-------- Materials provided --------

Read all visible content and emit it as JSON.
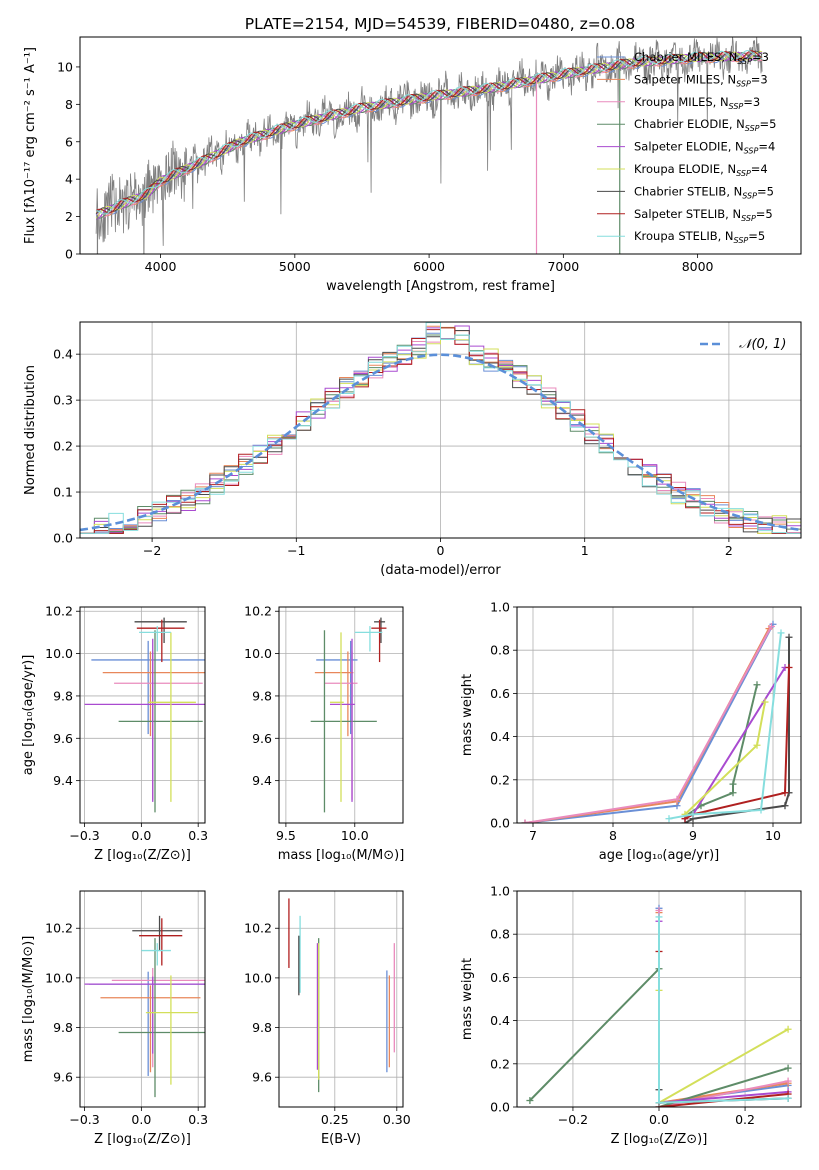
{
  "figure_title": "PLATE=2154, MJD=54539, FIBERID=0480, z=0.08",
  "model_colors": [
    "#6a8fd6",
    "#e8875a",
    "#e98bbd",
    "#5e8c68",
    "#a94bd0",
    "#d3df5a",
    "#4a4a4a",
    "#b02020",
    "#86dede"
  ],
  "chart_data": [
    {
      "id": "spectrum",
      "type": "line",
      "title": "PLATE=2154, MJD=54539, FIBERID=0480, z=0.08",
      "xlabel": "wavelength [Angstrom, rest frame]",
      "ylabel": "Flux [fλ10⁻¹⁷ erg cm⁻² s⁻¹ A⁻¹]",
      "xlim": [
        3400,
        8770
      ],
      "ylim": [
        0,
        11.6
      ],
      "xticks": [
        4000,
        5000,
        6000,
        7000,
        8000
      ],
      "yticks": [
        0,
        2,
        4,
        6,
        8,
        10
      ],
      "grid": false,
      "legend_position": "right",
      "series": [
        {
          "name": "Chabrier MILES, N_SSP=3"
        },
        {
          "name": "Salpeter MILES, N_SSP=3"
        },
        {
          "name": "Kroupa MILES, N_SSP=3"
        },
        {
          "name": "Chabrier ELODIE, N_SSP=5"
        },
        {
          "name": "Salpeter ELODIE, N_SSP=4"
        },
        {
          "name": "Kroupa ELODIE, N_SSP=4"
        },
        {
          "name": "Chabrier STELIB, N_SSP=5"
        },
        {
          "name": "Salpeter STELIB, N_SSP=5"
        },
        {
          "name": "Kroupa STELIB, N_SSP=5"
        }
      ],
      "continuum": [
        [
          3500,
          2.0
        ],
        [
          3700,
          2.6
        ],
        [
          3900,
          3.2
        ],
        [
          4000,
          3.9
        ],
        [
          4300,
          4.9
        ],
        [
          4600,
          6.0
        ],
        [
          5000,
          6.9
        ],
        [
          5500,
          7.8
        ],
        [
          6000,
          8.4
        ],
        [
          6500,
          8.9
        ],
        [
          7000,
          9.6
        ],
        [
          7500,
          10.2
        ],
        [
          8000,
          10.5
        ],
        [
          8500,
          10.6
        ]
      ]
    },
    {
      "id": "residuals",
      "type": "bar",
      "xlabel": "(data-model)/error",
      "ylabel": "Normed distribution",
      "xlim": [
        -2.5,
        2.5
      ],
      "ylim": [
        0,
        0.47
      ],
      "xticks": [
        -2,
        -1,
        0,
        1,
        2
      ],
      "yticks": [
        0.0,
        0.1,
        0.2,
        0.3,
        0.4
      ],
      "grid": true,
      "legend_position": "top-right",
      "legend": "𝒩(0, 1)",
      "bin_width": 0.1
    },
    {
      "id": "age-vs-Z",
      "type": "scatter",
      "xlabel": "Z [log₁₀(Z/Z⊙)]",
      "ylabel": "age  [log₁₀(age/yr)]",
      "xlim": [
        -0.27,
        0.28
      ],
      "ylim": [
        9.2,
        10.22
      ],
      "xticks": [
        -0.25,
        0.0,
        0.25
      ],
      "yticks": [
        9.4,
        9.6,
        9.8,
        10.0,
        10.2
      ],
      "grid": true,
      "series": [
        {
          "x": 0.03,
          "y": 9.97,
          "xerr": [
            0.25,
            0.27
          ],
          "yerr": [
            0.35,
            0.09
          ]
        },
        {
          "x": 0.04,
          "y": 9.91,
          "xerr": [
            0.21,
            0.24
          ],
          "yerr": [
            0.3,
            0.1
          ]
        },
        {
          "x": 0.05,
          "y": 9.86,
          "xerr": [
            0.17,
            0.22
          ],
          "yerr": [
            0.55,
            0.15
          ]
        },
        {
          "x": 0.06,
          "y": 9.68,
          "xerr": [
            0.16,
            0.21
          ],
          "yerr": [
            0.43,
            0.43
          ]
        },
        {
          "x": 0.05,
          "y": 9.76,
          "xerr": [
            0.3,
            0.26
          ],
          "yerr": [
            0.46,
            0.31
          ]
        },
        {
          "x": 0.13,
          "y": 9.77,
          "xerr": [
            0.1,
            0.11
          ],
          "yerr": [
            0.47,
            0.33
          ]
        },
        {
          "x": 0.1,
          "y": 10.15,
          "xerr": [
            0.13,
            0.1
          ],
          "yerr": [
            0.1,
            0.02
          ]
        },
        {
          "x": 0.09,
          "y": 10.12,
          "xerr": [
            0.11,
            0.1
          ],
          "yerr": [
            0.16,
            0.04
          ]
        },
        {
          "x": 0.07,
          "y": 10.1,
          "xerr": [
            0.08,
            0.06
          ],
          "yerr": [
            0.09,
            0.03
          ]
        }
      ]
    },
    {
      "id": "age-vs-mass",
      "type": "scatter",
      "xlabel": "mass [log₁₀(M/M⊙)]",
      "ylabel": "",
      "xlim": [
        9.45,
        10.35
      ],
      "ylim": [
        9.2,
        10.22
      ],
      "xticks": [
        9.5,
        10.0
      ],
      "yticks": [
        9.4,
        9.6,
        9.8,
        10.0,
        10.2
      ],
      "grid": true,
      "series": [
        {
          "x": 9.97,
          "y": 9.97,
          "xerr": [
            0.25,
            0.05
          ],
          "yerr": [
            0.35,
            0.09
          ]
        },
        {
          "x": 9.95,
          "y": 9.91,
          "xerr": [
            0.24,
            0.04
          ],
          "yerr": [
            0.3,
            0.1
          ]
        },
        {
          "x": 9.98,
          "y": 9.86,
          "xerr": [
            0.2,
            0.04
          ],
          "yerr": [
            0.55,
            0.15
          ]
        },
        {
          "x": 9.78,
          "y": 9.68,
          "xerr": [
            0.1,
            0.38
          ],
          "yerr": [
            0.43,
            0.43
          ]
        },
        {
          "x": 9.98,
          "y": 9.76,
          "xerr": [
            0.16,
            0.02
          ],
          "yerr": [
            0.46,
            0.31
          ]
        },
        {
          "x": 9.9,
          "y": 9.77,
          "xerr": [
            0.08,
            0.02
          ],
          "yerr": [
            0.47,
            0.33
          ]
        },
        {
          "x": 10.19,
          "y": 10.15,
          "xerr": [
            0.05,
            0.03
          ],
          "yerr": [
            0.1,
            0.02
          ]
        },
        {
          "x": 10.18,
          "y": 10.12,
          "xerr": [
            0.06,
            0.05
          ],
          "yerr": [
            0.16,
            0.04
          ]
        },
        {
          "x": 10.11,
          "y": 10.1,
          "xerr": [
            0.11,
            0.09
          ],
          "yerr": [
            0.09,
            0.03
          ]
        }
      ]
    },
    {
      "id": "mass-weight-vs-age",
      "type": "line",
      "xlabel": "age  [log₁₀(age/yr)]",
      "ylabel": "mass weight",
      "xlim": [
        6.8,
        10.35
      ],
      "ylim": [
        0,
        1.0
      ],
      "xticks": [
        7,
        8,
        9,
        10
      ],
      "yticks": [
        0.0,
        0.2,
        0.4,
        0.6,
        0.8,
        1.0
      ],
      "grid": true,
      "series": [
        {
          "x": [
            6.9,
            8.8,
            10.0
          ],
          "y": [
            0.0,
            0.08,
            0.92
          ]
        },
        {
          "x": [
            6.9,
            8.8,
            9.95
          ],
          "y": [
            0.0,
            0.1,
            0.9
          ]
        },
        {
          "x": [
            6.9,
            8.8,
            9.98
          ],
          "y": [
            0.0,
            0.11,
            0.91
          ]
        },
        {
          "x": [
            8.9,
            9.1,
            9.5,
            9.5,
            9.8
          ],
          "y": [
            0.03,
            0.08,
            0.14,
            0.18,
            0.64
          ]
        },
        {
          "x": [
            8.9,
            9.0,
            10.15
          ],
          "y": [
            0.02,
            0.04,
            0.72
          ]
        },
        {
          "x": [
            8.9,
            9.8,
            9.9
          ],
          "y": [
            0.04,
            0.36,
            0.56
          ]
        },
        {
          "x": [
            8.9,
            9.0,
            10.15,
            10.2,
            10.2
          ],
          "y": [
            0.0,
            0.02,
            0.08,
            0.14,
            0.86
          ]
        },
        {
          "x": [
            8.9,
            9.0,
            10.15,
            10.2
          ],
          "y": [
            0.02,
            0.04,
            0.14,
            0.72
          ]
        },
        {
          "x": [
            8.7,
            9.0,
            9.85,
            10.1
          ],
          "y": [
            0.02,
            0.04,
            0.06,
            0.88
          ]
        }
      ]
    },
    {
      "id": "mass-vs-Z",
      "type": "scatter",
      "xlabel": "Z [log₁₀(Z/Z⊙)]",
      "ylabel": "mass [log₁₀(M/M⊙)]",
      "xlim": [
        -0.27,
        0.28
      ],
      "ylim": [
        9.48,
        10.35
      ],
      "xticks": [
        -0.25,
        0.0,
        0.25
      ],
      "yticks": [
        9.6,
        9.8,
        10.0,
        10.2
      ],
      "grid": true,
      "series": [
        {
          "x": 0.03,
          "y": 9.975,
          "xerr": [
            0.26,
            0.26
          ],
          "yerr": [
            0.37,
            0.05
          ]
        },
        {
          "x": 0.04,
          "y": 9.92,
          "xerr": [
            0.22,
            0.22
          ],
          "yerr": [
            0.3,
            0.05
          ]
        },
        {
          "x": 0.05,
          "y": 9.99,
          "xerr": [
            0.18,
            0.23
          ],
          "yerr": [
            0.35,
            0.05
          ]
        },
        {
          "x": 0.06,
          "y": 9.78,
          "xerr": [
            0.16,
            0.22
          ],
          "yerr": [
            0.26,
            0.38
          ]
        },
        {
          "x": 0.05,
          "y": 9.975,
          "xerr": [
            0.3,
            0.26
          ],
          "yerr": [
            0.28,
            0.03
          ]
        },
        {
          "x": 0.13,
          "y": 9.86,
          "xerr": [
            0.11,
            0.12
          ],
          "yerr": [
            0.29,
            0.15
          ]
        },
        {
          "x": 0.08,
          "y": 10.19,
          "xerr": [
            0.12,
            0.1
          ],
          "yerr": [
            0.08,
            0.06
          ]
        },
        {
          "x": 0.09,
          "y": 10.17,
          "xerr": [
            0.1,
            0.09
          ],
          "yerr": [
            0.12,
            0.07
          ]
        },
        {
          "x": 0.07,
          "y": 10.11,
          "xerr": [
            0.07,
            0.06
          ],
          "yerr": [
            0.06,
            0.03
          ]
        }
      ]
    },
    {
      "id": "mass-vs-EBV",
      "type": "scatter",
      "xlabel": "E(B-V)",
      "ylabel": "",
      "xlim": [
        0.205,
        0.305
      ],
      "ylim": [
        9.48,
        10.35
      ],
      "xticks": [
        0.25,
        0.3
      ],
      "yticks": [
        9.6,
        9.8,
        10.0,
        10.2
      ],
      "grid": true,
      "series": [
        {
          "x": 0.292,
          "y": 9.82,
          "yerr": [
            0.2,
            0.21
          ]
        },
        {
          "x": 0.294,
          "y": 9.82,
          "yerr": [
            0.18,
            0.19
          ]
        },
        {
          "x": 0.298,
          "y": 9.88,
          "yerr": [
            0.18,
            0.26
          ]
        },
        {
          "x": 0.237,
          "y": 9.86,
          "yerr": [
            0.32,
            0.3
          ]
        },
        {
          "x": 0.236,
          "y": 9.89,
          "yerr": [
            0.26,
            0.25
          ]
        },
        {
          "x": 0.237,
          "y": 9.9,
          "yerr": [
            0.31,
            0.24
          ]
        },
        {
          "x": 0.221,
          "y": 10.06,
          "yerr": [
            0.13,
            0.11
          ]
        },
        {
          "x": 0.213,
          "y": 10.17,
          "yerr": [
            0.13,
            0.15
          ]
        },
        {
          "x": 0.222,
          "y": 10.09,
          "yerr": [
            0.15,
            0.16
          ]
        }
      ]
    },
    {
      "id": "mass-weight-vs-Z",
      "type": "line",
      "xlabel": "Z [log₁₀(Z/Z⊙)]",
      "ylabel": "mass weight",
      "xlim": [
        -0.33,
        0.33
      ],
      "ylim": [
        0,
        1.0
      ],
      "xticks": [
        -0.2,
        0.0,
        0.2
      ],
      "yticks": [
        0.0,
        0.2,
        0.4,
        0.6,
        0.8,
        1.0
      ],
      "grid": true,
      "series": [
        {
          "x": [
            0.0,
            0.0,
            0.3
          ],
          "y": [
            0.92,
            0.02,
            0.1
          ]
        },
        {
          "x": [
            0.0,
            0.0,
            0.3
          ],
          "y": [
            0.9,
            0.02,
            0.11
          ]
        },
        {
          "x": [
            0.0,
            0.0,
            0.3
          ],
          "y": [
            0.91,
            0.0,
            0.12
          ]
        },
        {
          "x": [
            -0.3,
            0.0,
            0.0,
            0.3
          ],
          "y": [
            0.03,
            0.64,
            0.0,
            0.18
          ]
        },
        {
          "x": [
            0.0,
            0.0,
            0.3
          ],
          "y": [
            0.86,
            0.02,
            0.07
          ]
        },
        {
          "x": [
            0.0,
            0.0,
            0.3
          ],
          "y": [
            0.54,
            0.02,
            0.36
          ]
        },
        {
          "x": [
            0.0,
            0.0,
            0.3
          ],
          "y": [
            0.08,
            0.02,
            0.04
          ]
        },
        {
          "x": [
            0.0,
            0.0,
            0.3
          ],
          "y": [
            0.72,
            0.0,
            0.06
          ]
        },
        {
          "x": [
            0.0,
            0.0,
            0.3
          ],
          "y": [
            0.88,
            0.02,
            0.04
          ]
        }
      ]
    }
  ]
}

--------

Among the entries above, how many lines hold the word "log₁₀"? Reply with only that number.

• Response to this task:
7